#### RECORDS
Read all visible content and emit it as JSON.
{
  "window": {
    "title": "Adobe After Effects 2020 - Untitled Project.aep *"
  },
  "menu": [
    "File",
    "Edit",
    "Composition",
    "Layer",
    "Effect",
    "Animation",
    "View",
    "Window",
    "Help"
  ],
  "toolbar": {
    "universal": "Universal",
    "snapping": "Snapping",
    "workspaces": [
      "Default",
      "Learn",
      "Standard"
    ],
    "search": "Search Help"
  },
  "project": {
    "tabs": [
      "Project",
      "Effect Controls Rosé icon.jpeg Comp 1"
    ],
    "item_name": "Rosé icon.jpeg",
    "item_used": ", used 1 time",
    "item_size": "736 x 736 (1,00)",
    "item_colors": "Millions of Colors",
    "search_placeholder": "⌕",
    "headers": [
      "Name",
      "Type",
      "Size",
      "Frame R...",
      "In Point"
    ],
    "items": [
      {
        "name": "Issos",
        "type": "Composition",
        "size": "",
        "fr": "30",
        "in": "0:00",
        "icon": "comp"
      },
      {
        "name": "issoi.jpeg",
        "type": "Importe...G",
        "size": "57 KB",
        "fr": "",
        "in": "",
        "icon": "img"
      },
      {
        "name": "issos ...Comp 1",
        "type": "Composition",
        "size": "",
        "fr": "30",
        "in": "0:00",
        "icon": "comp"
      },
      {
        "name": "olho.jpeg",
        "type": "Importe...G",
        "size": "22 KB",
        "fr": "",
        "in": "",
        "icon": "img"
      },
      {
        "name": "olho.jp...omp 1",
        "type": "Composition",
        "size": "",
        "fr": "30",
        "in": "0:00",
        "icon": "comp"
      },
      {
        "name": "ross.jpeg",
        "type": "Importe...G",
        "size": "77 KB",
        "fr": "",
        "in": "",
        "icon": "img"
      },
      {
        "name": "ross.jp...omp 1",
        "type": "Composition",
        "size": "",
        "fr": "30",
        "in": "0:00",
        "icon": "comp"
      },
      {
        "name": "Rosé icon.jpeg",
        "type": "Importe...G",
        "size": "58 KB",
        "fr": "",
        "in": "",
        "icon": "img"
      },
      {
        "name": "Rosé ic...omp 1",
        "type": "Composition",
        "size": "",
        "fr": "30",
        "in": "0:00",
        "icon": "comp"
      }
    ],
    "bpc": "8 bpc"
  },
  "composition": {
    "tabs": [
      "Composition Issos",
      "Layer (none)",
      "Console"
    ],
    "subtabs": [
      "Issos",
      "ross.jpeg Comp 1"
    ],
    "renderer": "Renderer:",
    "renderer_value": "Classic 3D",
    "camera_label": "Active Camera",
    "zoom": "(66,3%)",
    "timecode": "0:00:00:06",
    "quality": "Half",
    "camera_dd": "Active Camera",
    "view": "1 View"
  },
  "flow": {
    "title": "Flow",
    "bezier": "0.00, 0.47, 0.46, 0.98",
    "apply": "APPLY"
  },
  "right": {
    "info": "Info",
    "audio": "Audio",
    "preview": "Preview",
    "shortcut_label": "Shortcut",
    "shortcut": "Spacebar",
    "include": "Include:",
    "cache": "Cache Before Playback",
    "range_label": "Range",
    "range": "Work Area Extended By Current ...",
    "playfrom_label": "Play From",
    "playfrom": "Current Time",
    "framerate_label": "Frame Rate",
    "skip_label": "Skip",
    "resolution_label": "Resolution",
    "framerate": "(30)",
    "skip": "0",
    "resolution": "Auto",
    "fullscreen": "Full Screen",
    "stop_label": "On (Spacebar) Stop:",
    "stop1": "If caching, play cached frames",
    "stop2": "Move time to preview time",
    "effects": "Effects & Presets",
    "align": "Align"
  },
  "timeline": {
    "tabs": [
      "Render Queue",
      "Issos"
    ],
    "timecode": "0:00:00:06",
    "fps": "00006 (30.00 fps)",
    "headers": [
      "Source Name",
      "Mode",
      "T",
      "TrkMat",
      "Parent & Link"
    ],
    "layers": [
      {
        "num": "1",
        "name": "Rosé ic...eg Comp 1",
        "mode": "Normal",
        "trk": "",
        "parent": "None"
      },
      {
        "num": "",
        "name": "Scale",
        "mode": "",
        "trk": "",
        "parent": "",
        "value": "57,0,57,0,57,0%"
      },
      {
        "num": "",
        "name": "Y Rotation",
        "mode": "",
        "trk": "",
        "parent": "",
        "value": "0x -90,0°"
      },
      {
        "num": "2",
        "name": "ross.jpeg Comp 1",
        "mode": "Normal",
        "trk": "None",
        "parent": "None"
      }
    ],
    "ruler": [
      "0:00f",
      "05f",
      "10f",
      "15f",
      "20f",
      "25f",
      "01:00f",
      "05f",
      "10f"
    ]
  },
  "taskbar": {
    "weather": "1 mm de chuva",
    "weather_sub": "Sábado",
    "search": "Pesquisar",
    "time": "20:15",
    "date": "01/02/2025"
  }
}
########
= WRITTEN INSTRUCTION =
Quote the material exactly, leaving nothing out.

= THE SOLUTION =
Read all visible content and emit it as JSON.
{
  "window": {
    "title": "Adobe After Effects 2020 - Untitled Project.aep *"
  },
  "menu": [
    "File",
    "Edit",
    "Composition",
    "Layer",
    "Effect",
    "Animation",
    "View",
    "Window",
    "Help"
  ],
  "toolbar": {
    "universal": "Universal",
    "snapping": "Snapping",
    "workspaces": [
      "Default",
      "Learn",
      "Standard"
    ],
    "search": "Search Help"
  },
  "project": {
    "tabs": [
      "Project",
      "Effect Controls Rosé icon.jpeg Comp 1"
    ],
    "item_name": "Rosé icon.jpeg",
    "item_used": ", used 1 time",
    "item_size": "736 x 736 (1,00)",
    "item_colors": "Millions of Colors",
    "search_placeholder": "⌕",
    "headers": [
      "Name",
      "Type",
      "Size",
      "Frame R...",
      "In Point"
    ],
    "items": [
      {
        "name": "Issos",
        "type": "Composition",
        "size": "",
        "fr": "30",
        "in": "0:00",
        "icon": "comp"
      },
      {
        "name": "issoi.jpeg",
        "type": "Importe...G",
        "size": "57 KB",
        "fr": "",
        "in": "",
        "icon": "img"
      },
      {
        "name": "issos ...Comp 1",
        "type": "Composition",
        "size": "",
        "fr": "30",
        "in": "0:00",
        "icon": "comp"
      },
      {
        "name": "olho.jpeg",
        "type": "Importe...G",
        "size": "22 KB",
        "fr": "",
        "in": "",
        "icon": "img"
      },
      {
        "name": "olho.jp...omp 1",
        "type": "Composition",
        "size": "",
        "fr": "30",
        "in": "0:00",
        "icon": "comp"
      },
      {
        "name": "ross.jpeg",
        "type": "Importe...G",
        "size": "77 KB",
        "fr": "",
        "in": "",
        "icon": "img"
      },
      {
        "name": "ross.jp...omp 1",
        "type": "Composition",
        "size": "",
        "fr": "30",
        "in": "0:00",
        "icon": "comp"
      },
      {
        "name": "Rosé icon.jpeg",
        "type": "Importe...G",
        "size": "58 KB",
        "fr": "",
        "in": "",
        "icon": "img"
      },
      {
        "name": "Rosé ic...omp 1",
        "type": "Composition",
        "size": "",
        "fr": "30",
        "in": "0:00",
        "icon": "comp"
      }
    ],
    "bpc": "8 bpc"
  },
  "composition": {
    "tabs": [
      "Composition Issos",
      "Layer (none)",
      "Console"
    ],
    "subtabs": [
      "Issos",
      "ross.jpeg Comp 1"
    ],
    "renderer": "Renderer:",
    "renderer_value": "Classic 3D",
    "camera_label": "Active Camera",
    "zoom": "(66,3%)",
    "timecode": "0:00:00:06",
    "quality": "Half",
    "camera_dd": "Active Camera",
    "view": "1 View"
  },
  "flow": {
    "title": "Flow",
    "bezier": "0.00, 0.47, 0.46, 0.98",
    "apply": "APPLY"
  },
  "right": {
    "info": "Info",
    "audio": "Audio",
    "preview": "Preview",
    "shortcut_label": "Shortcut",
    "shortcut": "Spacebar",
    "include": "Include:",
    "cache": "Cache Before Playback",
    "range_label": "Range",
    "range": "Work Area Extended By Current ...",
    "playfrom_label": "Play From",
    "playfrom": "Current Time",
    "framerate_label": "Frame Rate",
    "skip_label": "Skip",
    "resolution_label": "Resolution",
    "framerate": "(30)",
    "skip": "0",
    "resolution": "Auto",
    "fullscreen": "Full Screen",
    "stop_label": "On (Spacebar) Stop:",
    "stop1": "If caching, play cached frames",
    "stop2": "Move time to preview time",
    "effects": "Effects & Presets",
    "align": "Align"
  },
  "timeline": {
    "tabs": [
      "Render Queue",
      "Issos"
    ],
    "timecode": "0:00:00:06",
    "fps": "00006 (30.00 fps)",
    "headers": [
      "Source Name",
      "Mode",
      "T",
      "TrkMat",
      "Parent & Link"
    ],
    "layers": [
      {
        "num": "1",
        "name": "Rosé ic...eg Comp 1",
        "mode": "Normal",
        "trk": "",
        "parent": "None"
      },
      {
        "num": "",
        "name": "Scale",
        "mode": "",
        "trk": "",
        "parent": "",
        "value": "57,0,57,0,57,0%"
      },
      {
        "num": "",
        "name": "Y Rotation",
        "mode": "",
        "trk": "",
        "parent": "",
        "value": "0x -90,0°"
      },
      {
        "num": "2",
        "name": "ross.jpeg Comp 1",
        "mode": "Normal",
        "trk": "None",
        "parent": "None"
      }
    ],
    "ruler": [
      "0:00f",
      "05f",
      "10f",
      "15f",
      "20f",
      "25f",
      "01:00f",
      "05f",
      "10f"
    ]
  },
  "taskbar": {
    "weather": "1 mm de chuva",
    "weather_sub": "Sábado",
    "search": "Pesquisar",
    "time": "20:15",
    "date": "01/02/2025"
  }
}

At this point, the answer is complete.